**Given request**
Extract all lines that hold the string "индексу".

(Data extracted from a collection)
---+---
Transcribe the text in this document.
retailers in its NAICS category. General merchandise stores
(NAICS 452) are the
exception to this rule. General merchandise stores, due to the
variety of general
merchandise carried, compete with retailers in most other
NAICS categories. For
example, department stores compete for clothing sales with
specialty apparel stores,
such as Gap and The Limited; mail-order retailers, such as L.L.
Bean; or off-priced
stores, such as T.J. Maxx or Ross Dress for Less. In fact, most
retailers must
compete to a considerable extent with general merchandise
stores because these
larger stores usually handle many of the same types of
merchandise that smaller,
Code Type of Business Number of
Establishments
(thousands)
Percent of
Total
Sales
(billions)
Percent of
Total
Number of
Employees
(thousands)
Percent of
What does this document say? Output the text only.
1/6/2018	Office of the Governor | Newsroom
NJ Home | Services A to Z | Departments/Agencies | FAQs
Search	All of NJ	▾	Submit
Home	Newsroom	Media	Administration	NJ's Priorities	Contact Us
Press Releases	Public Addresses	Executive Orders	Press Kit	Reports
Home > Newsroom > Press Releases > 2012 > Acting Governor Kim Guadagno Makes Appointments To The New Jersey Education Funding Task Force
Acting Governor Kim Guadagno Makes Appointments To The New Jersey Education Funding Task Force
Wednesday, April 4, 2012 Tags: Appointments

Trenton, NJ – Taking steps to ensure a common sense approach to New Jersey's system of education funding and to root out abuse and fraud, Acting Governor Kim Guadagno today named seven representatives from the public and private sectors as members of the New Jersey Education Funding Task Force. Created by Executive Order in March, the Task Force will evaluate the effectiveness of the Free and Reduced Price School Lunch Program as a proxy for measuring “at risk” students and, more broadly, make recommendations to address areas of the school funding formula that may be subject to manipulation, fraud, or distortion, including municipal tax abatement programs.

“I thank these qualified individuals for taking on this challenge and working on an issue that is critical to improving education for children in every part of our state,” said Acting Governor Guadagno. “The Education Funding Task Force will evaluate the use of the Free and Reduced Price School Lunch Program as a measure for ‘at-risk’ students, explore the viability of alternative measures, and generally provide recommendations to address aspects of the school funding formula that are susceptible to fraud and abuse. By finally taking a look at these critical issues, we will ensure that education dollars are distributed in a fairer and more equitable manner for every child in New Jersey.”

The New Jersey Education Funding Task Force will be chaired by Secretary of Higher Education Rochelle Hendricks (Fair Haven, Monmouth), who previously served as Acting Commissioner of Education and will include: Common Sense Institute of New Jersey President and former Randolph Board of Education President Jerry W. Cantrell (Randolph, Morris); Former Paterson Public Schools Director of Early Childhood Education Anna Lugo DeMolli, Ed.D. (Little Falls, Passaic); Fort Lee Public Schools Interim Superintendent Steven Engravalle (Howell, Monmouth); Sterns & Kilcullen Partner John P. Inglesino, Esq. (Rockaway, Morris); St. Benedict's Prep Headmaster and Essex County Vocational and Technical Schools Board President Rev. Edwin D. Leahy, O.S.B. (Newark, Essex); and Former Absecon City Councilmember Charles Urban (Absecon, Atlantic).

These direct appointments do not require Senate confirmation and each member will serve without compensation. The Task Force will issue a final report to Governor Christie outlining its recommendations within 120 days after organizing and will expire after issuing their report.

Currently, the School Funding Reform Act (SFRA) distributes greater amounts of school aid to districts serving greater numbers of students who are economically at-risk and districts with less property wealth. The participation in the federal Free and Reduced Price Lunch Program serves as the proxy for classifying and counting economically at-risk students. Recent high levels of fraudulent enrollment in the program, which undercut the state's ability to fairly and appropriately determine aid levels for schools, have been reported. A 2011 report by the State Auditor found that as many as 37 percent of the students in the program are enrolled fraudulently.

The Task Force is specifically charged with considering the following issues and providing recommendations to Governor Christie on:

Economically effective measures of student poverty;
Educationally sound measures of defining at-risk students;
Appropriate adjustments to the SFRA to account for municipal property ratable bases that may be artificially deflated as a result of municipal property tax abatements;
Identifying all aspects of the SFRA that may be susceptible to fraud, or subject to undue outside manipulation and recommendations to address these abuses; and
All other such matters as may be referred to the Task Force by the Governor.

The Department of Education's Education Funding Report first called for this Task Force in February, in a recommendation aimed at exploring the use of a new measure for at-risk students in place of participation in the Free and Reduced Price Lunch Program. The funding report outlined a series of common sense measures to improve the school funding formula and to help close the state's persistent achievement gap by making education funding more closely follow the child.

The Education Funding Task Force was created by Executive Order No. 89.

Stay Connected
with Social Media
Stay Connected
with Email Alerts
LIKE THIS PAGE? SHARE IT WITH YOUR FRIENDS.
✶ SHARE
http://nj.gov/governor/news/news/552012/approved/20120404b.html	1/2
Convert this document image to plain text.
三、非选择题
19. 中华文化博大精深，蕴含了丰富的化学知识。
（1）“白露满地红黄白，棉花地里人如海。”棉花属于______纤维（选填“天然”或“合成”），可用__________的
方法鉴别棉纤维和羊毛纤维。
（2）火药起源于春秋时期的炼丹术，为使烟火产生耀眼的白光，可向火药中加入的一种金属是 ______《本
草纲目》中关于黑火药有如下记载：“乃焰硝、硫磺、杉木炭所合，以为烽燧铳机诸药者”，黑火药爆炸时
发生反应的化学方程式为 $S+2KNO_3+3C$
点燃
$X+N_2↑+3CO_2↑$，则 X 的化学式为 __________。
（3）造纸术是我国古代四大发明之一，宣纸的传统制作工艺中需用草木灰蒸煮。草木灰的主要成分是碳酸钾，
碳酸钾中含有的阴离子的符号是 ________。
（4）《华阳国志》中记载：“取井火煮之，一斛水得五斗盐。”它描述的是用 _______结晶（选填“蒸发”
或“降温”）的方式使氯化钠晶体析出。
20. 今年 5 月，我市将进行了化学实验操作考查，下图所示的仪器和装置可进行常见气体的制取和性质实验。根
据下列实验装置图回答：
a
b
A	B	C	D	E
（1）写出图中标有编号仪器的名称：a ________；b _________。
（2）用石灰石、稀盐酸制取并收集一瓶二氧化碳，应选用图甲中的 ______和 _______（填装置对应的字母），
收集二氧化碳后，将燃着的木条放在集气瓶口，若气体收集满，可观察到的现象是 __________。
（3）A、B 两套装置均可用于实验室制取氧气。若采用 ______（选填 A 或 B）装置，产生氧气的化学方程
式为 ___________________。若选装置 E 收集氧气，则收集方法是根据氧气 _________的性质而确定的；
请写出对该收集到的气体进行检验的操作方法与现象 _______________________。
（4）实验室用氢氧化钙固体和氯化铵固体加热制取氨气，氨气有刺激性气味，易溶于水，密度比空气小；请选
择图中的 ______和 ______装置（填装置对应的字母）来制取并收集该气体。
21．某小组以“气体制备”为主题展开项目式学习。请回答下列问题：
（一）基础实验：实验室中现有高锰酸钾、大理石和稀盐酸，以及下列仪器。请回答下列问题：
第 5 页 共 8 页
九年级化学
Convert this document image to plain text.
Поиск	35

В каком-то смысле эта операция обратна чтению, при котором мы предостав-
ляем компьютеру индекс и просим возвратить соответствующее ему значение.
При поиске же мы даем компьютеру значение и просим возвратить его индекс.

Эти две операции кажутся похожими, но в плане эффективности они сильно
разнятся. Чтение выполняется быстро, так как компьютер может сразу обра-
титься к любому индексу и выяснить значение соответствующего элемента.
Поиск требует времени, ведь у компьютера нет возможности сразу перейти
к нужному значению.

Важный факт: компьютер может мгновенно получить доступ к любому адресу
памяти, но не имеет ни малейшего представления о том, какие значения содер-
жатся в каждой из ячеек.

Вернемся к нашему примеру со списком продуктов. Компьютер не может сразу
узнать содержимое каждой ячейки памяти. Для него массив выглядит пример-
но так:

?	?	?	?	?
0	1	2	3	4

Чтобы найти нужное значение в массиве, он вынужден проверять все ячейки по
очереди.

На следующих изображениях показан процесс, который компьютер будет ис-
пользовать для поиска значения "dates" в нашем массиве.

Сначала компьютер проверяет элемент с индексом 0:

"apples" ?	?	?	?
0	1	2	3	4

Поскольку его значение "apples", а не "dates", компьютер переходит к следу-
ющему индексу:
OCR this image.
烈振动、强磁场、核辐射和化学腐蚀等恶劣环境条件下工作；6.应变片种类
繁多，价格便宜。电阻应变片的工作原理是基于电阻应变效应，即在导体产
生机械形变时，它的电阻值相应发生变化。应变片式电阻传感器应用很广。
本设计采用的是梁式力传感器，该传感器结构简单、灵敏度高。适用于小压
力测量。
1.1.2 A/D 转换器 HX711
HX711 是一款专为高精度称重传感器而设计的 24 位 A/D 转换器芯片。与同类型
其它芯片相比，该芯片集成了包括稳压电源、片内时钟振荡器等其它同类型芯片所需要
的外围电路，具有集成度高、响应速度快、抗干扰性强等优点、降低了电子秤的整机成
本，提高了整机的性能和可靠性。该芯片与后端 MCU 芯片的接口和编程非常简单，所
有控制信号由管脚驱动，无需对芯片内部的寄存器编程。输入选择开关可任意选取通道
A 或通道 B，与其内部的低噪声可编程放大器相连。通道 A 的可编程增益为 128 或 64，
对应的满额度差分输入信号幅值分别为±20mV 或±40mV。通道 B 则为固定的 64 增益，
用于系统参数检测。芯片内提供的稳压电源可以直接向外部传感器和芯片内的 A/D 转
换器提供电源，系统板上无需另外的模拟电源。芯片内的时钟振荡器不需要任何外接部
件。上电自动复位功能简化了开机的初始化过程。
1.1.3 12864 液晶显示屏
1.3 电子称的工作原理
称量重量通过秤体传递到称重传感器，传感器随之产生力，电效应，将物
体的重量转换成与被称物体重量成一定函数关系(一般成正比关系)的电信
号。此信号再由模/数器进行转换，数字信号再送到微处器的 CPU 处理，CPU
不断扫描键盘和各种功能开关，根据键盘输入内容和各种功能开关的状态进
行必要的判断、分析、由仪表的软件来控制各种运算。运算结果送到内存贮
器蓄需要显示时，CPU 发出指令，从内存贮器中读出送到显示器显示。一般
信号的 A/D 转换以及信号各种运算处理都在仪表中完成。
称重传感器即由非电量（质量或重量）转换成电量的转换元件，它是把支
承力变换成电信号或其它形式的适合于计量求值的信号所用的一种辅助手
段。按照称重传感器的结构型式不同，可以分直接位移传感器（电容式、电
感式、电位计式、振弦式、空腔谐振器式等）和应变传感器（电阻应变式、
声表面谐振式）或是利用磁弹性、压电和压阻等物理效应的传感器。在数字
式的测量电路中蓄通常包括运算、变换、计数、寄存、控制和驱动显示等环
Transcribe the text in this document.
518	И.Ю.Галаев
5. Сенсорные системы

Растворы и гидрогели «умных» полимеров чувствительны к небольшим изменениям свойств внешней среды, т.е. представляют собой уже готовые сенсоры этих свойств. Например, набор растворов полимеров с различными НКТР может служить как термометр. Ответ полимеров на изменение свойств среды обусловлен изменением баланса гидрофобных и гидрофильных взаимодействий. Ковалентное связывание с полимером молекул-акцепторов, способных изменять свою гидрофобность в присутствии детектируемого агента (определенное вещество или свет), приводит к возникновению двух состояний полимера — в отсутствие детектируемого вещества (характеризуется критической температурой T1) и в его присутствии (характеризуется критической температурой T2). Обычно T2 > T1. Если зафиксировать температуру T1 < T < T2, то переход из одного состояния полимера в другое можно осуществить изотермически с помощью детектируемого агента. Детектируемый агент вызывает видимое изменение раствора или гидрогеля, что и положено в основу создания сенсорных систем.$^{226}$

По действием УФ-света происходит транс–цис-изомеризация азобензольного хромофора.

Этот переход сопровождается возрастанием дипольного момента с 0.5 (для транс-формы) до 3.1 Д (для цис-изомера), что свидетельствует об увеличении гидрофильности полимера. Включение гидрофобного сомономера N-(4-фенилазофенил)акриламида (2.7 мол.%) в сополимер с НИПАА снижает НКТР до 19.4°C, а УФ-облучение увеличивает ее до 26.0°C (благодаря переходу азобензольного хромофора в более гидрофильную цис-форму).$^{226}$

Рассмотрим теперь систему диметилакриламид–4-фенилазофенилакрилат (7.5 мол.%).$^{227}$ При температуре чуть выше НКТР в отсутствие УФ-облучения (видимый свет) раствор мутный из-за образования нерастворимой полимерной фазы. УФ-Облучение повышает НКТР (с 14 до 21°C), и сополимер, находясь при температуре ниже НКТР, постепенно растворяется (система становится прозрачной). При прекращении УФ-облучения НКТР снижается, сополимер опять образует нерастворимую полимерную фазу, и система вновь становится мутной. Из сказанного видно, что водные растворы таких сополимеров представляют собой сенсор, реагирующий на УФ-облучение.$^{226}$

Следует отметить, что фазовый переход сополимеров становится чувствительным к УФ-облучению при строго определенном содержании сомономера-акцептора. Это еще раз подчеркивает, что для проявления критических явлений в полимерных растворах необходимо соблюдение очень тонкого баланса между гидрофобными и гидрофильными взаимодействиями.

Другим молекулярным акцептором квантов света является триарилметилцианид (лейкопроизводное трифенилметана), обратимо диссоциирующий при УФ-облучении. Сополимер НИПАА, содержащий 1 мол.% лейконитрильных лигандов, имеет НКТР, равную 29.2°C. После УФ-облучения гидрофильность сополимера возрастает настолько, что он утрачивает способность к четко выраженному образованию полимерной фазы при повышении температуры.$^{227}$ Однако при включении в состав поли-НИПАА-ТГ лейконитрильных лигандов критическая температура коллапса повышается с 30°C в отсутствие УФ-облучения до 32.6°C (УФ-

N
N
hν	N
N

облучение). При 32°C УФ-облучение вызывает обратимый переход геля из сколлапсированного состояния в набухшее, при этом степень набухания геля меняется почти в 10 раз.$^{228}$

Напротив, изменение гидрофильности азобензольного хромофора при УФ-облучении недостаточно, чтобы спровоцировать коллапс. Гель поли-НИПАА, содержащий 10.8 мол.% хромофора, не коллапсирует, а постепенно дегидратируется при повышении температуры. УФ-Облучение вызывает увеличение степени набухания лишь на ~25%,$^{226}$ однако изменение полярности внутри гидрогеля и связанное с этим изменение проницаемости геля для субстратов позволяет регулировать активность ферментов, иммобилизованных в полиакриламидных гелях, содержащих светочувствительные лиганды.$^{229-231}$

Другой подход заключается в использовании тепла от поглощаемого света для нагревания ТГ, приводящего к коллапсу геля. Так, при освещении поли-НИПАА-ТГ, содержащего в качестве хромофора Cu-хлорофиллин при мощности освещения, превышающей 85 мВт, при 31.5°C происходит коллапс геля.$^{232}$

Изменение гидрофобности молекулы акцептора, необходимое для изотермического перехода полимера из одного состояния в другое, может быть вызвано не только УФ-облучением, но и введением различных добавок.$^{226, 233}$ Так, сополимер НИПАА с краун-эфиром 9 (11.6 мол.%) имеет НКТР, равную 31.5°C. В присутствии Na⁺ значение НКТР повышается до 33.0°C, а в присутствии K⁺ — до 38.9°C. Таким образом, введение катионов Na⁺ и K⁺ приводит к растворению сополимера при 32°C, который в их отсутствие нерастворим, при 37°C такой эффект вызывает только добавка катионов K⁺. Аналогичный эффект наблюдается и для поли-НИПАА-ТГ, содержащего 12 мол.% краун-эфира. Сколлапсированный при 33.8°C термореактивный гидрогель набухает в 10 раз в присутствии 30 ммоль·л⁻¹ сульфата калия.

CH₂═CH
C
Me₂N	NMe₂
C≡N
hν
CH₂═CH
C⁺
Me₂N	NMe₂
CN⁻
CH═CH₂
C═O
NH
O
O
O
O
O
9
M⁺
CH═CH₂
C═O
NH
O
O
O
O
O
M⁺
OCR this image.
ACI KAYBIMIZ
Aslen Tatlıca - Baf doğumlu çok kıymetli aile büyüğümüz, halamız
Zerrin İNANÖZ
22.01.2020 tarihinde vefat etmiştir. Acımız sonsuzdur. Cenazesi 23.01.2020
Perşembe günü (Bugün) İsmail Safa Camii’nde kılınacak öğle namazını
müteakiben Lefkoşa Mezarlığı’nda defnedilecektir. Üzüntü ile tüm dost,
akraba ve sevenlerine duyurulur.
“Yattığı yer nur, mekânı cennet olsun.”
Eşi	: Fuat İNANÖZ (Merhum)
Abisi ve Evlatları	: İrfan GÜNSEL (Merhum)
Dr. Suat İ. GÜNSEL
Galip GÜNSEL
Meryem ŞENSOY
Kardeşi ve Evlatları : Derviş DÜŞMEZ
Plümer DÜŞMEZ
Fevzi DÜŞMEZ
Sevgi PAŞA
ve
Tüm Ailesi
---+---
**Full response**
титься к любому индексу и выяснить значение соответствующего элемента.
ющему индексу:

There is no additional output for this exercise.